Problem requirements
Please copy each line below that contains the word "values".

Figure record listings
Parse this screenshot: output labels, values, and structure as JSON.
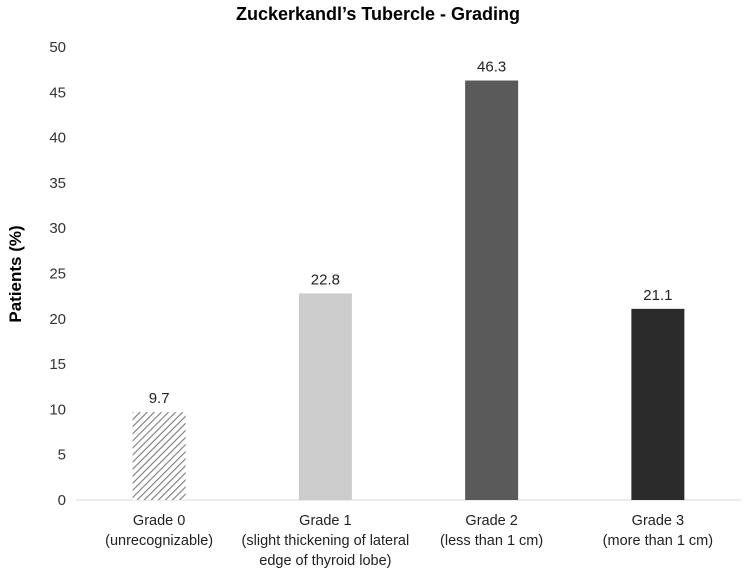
{
  "chart_data": {
    "type": "bar",
    "title": "Zuckerkandl’s Tubercle - Grading",
    "xlabel": "",
    "ylabel": "Patients (%)",
    "ylim": [
      0,
      50
    ],
    "yticks": [
      0,
      5,
      10,
      15,
      20,
      25,
      30,
      35,
      40,
      45,
      50
    ],
    "grid": false,
    "categories": [
      [
        "Grade 0",
        "(unrecognizable)"
      ],
      [
        "Grade 1",
        "(slight thickening of lateral",
        "edge of thyroid lobe)"
      ],
      [
        "Grade 2",
        "(less than 1 cm)"
      ],
      [
        "Grade 3",
        "(more than 1 cm)"
      ]
    ],
    "values": [
      9.7,
      22.8,
      46.3,
      21.1
    ],
    "data_labels": [
      "9.7",
      "22.8",
      "46.3",
      "21.1"
    ],
    "bar_colors": [
      "hatched",
      "#cccccc",
      "#5a5a5a",
      "#2b2b2b"
    ]
  }
}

Reply to the task
Parse this screenshot: output labels, values, and structure as JSON.
    "values": [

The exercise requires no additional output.